[BEGIN]

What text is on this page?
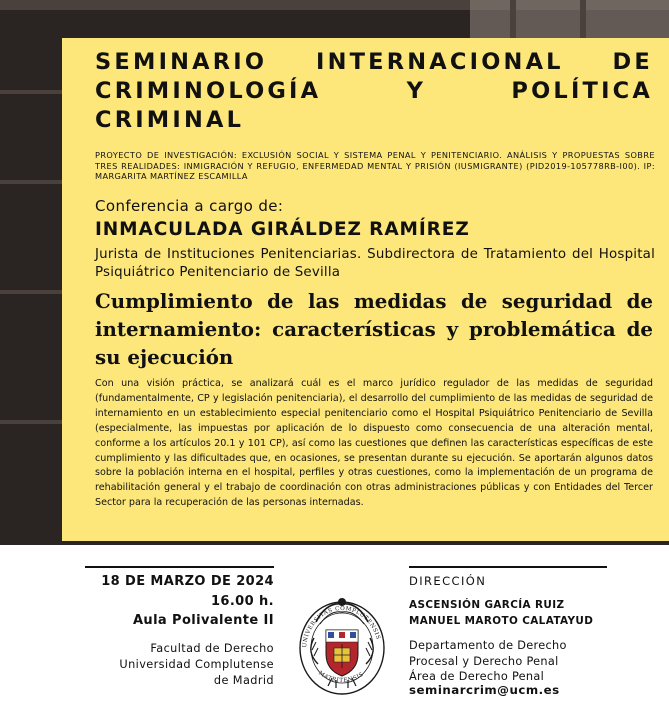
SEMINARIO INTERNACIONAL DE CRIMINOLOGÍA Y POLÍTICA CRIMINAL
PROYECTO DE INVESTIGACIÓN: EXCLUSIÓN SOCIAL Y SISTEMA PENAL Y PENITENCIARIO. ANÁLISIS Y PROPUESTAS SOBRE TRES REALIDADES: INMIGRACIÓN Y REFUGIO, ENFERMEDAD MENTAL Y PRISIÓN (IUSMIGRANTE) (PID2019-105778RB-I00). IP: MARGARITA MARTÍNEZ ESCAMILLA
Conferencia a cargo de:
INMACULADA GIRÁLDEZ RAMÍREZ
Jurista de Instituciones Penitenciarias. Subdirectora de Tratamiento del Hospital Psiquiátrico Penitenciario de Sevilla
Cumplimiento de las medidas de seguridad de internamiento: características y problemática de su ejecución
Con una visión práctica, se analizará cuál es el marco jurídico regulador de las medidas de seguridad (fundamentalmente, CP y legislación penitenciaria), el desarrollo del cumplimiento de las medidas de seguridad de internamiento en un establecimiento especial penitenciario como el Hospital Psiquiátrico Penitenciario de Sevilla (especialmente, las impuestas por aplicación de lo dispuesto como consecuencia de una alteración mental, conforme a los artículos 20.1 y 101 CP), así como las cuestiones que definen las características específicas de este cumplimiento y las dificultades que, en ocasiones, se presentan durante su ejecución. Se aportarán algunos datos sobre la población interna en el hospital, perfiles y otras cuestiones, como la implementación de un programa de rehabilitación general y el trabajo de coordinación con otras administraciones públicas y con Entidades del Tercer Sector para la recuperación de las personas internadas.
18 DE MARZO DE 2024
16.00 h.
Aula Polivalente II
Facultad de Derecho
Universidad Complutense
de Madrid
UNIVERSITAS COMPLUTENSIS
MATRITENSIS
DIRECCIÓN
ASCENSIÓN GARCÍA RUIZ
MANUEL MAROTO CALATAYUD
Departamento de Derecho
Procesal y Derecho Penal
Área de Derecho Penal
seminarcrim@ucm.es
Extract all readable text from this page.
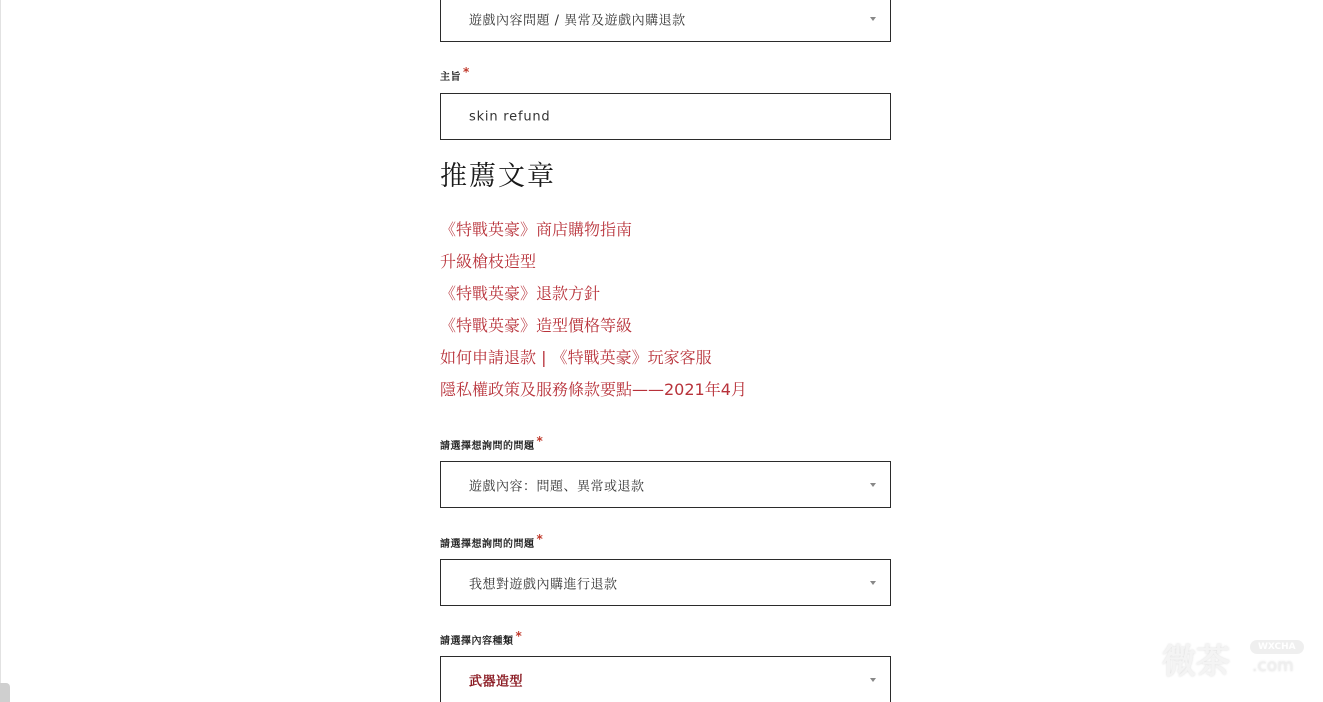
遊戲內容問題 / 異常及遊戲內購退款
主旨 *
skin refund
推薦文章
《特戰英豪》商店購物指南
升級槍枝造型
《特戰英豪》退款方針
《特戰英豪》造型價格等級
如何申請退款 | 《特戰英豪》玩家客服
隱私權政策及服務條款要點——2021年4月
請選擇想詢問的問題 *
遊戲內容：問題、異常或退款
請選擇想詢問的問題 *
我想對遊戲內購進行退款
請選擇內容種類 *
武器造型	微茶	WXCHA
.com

[END]

What the task requires: Take the line containing "Extract all readable text from this page." through the last line of the material and retype exactly those lines, both ends included, with no pictures.

Response for this exercise:
Extract all readable text from this page.
遊戲內容問題 / 異常及遊戲內購退款
主旨 *
skin refund
推薦文章
《特戰英豪》商店購物指南
升級槍枝造型
《特戰英豪》退款方針
《特戰英豪》造型價格等級
如何申請退款 | 《特戰英豪》玩家客服
隱私權政策及服務條款要點——2021年4月
請選擇想詢問的問題 *
遊戲內容：問題、異常或退款
請選擇想詢問的問題 *
我想對遊戲內購進行退款
請選擇內容種類 *
武器造型	微茶	WXCHA
.com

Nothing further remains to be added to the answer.